◆ Set exercise: What follows are records. Restate all of them word for word.

[start Recorded data]

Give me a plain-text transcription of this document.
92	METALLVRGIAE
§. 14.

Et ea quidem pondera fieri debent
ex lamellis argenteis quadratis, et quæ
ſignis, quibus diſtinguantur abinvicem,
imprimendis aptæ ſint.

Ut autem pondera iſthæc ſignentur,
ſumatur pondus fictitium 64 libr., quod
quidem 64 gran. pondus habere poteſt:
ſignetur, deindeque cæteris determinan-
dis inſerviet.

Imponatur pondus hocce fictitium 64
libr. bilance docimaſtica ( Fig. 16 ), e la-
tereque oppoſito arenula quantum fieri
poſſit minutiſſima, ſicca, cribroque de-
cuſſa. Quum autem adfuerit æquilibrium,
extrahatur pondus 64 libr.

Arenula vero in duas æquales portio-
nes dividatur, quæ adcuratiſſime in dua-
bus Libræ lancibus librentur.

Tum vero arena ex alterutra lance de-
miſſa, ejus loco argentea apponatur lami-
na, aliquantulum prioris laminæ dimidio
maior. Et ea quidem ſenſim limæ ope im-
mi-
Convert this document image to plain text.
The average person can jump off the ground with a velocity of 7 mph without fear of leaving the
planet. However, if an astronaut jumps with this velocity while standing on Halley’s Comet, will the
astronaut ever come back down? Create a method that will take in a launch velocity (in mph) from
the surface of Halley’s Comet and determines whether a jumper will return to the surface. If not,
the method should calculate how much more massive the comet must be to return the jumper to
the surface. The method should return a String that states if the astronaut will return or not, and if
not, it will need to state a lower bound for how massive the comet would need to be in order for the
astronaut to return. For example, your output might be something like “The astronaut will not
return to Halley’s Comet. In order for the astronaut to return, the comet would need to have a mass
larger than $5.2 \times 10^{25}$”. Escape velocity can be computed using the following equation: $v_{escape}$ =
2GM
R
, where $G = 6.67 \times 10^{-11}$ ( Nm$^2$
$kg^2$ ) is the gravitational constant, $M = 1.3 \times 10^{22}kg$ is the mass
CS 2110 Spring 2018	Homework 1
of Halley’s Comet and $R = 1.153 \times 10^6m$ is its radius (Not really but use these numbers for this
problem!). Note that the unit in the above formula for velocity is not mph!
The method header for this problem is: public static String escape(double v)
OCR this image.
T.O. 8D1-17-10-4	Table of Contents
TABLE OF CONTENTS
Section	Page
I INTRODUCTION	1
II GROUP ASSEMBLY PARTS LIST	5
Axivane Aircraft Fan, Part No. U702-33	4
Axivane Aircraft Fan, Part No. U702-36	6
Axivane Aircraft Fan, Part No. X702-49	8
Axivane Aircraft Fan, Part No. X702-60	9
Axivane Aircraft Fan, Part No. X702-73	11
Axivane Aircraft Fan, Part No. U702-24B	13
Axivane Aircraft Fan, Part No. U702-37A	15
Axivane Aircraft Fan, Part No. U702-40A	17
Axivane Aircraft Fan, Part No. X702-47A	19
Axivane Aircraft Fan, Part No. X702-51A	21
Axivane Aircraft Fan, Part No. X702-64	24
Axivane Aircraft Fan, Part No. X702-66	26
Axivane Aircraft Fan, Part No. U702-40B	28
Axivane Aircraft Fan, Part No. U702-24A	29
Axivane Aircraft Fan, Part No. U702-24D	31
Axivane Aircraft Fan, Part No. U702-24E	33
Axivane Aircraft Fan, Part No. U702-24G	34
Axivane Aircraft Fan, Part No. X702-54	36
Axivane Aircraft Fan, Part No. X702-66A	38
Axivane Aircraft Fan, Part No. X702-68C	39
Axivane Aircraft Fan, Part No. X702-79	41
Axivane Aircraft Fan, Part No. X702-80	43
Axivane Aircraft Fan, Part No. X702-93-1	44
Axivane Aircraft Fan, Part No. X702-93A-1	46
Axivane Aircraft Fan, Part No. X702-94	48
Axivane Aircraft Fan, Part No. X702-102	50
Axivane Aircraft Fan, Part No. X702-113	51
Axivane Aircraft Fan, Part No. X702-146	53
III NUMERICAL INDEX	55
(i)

[end Recorded data]

◆ Complete response:
Give me a plain-text transcription of this document.
92	METALLVRGIAE
§. 14.

Et ea quidem pondera fieri debent
ex lamellis argenteis quadratis, et quæ
ſignis, quibus diſtinguantur abinvicem,
imprimendis aptæ ſint.

Ut autem pondera iſthæc ſignentur,
ſumatur pondus fictitium 64 libr., quod
quidem 64 gran. pondus habere poteſt:
ſignetur, deindeque cæteris determinan-
dis inſerviet.

Imponatur pondus hocce fictitium 64
libr. bilance docimaſtica ( Fig. 16 ), e la-
tereque oppoſito arenula quantum fieri
poſſit minutiſſima, ſicca, cribroque de-
cuſſa. Quum autem adfuerit æquilibrium,
extrahatur pondus 64 libr.

Arenula vero in duas æquales portio-
nes dividatur, quæ adcuratiſſime in dua-
bus Libræ lancibus librentur.

Tum vero arena ex alterutra lance de-
miſſa, ejus loco argentea apponatur lami-
na, aliquantulum prioris laminæ dimidio
maior. Et ea quidem ſenſim limæ ope im-
mi-
Convert this document image to plain text.
The average person can jump off the ground with a velocity of 7 mph without fear of leaving the
planet. However, if an astronaut jumps with this velocity while standing on Halley’s Comet, will the
astronaut ever come back down? Create a method that will take in a launch velocity (in mph) from
the surface of Halley’s Comet and determines whether a jumper will return to the surface. If not,
the method should calculate how much more massive the comet must be to return the jumper to
the surface. The method should return a String that states if the astronaut will return or not, and if
not, it will need to state a lower bound for how massive the comet would need to be in order for the
astronaut to return. For example, your output might be something like “The astronaut will not
return to Halley’s Comet. In order for the astronaut to return, the comet would need to have a mass
larger than $5.2 \times 10^{25}$”. Escape velocity can be computed using the following equation: $v_{escape}$ =
2GM
R
, where $G = 6.67 \times 10^{-11}$ ( Nm$^2$
$kg^2$ ) is the gravitational constant, $M = 1.3 \times 10^{22}kg$ is the mass
CS 2110 Spring 2018	Homework 1
of Halley’s Comet and $R = 1.153 \times 10^6m$ is its radius (Not really but use these numbers for this
problem!). Note that the unit in the above formula for velocity is not mph!
The method header for this problem is: public static String escape(double v)
OCR this image.
T.O. 8D1-17-10-4	Table of Contents
TABLE OF CONTENTS
Section	Page
I INTRODUCTION	1
II GROUP ASSEMBLY PARTS LIST	5
Axivane Aircraft Fan, Part No. U702-33	4
Axivane Aircraft Fan, Part No. U702-36	6
Axivane Aircraft Fan, Part No. X702-49	8
Axivane Aircraft Fan, Part No. X702-60	9
Axivane Aircraft Fan, Part No. X702-73	11
Axivane Aircraft Fan, Part No. U702-24B	13
Axivane Aircraft Fan, Part No. U702-37A	15
Axivane Aircraft Fan, Part No. U702-40A	17
Axivane Aircraft Fan, Part No. X702-47A	19
Axivane Aircraft Fan, Part No. X702-51A	21
Axivane Aircraft Fan, Part No. X702-64	24
Axivane Aircraft Fan, Part No. X702-66	26
Axivane Aircraft Fan, Part No. U702-40B	28
Axivane Aircraft Fan, Part No. U702-24A	29
Axivane Aircraft Fan, Part No. U702-24D	31
Axivane Aircraft Fan, Part No. U702-24E	33
Axivane Aircraft Fan, Part No. U702-24G	34
Axivane Aircraft Fan, Part No. X702-54	36
Axivane Aircraft Fan, Part No. X702-66A	38
Axivane Aircraft Fan, Part No. X702-68C	39
Axivane Aircraft Fan, Part No. X702-79	41
Axivane Aircraft Fan, Part No. X702-80	43
Axivane Aircraft Fan, Part No. X702-93-1	44
Axivane Aircraft Fan, Part No. X702-93A-1	46
Axivane Aircraft Fan, Part No. X702-94	48
Axivane Aircraft Fan, Part No. X702-102	50
Axivane Aircraft Fan, Part No. X702-113	51
Axivane Aircraft Fan, Part No. X702-146	53
III NUMERICAL INDEX	55
(i)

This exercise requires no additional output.